[Items listed in a dataset]
-=-=-=-=-

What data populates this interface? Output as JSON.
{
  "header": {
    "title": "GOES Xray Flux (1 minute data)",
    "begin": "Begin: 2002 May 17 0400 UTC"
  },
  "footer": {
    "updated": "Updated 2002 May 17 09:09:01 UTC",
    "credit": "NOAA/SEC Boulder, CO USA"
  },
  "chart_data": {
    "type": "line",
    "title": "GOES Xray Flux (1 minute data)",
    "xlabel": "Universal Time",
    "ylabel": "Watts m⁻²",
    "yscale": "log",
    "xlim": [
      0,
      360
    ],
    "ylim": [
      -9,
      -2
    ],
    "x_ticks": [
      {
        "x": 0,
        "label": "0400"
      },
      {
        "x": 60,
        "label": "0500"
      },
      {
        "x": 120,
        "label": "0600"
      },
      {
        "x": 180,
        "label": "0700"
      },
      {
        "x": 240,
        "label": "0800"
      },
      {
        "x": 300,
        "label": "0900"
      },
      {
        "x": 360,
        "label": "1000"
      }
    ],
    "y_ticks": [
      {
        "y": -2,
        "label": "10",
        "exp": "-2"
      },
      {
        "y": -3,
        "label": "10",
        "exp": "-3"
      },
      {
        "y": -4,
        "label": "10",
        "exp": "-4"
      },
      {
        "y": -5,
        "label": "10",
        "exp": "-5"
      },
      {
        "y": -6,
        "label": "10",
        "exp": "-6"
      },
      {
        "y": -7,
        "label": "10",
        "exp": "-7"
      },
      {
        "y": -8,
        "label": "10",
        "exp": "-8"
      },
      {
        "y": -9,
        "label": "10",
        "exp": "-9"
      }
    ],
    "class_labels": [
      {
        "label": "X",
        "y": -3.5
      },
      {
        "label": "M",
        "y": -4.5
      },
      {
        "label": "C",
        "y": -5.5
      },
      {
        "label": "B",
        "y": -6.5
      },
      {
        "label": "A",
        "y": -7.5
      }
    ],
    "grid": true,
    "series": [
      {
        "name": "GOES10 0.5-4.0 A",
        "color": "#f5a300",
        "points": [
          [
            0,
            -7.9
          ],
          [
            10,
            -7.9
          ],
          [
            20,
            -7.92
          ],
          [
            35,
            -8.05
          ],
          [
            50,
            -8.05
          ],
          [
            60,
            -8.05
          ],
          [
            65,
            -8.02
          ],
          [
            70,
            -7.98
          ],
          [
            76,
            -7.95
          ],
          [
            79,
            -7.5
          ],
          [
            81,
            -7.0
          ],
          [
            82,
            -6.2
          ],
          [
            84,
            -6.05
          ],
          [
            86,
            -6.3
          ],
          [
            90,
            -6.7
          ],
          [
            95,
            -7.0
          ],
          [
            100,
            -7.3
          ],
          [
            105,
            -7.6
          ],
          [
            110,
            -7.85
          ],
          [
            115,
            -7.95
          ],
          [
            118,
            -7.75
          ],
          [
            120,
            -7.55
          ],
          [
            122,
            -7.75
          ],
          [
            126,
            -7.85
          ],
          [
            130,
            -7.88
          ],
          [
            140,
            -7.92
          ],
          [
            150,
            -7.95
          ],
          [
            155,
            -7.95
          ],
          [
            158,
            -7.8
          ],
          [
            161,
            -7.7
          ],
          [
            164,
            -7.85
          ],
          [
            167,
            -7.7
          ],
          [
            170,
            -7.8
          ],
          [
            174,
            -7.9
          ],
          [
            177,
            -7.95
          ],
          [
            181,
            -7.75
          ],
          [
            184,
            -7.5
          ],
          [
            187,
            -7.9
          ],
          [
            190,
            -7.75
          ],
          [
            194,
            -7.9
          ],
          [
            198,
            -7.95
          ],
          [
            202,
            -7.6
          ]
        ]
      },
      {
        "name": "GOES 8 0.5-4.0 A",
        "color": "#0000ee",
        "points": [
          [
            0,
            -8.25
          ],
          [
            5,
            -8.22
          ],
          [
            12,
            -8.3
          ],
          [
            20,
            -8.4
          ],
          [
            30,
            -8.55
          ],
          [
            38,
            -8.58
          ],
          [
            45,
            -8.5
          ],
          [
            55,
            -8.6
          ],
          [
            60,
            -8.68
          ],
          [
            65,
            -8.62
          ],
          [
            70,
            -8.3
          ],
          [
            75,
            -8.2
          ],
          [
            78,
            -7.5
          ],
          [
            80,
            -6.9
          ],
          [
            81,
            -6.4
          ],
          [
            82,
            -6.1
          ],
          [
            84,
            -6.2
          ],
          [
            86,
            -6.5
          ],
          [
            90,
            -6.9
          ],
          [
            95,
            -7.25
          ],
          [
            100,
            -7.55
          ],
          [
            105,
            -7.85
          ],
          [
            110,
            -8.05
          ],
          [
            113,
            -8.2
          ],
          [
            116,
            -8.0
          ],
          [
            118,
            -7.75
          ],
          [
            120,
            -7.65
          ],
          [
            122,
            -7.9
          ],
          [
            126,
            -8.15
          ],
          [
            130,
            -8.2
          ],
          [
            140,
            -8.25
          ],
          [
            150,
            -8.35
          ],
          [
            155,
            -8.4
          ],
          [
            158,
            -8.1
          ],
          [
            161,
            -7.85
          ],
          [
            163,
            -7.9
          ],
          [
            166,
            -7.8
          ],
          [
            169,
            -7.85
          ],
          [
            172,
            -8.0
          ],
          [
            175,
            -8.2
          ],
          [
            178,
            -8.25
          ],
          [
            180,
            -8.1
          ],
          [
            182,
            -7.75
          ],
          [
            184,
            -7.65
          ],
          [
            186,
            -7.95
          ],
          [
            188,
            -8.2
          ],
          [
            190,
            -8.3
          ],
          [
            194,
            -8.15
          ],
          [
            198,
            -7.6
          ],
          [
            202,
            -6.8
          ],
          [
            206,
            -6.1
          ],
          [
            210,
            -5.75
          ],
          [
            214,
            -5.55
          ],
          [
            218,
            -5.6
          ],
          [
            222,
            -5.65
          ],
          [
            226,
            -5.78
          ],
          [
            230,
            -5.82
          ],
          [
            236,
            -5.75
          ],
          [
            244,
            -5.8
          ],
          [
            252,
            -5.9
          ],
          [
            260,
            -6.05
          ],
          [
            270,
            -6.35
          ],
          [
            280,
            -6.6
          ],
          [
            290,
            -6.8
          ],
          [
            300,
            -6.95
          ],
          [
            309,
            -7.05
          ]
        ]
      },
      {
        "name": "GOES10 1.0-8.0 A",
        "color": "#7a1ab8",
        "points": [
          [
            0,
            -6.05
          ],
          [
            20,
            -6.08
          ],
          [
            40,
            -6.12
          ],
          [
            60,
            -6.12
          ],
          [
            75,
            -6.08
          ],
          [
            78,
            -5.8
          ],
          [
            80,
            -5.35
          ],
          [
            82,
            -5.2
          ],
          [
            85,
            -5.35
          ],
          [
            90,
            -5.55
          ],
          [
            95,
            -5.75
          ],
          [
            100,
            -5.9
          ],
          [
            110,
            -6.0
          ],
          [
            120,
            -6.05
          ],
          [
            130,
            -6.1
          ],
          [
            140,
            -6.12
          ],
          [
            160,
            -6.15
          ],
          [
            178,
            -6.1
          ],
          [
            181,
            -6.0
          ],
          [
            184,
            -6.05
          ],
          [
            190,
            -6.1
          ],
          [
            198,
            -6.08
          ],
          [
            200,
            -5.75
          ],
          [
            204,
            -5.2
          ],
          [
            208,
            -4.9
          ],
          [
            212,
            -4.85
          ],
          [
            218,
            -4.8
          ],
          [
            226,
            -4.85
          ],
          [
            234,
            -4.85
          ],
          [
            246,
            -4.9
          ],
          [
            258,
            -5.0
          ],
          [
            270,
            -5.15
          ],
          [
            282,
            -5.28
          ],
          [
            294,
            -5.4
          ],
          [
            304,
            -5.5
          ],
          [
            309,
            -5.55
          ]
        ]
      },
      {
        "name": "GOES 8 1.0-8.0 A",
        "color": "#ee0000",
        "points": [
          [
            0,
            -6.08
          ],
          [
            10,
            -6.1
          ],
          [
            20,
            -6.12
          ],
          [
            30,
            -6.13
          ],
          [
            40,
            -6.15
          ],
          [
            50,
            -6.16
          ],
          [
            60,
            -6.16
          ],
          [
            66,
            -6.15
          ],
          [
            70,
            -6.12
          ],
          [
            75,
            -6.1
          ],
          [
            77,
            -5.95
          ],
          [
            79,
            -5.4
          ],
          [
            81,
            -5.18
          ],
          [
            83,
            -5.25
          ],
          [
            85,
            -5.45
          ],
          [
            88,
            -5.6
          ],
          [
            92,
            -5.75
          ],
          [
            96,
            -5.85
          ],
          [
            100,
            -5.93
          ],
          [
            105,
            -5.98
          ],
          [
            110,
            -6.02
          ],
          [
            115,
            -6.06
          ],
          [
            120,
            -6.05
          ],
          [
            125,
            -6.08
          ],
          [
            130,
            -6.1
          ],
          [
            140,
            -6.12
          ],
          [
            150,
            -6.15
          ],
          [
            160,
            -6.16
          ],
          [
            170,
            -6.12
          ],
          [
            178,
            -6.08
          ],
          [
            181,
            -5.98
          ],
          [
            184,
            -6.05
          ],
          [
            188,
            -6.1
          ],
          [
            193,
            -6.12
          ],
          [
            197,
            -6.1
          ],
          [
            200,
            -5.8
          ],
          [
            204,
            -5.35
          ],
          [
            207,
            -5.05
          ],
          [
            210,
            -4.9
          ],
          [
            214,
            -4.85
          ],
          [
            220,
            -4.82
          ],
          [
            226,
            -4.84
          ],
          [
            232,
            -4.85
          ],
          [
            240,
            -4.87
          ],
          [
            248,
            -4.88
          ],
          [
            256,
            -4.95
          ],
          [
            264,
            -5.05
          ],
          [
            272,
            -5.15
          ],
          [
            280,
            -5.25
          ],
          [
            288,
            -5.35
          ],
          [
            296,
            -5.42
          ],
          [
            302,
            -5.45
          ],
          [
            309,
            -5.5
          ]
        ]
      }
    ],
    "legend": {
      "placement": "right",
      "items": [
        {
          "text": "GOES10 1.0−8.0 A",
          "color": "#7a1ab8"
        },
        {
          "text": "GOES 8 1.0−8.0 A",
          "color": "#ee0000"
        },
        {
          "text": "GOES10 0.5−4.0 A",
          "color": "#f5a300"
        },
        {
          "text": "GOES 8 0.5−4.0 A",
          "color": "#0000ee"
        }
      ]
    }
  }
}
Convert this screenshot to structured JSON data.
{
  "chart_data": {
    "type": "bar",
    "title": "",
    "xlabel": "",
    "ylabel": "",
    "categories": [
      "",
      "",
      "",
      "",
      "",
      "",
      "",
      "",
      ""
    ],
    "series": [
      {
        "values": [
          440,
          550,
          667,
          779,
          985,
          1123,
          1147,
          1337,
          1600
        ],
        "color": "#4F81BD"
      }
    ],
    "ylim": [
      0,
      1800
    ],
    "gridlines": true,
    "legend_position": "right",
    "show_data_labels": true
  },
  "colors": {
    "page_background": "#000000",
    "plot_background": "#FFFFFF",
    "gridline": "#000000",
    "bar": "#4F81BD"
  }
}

-=-=-=-=-

**Work to do**: Find all lines holding the string "true" and copy them.

**Task output**:
    "grid": true,
    "gridlines": true,
    "show_data_labels": true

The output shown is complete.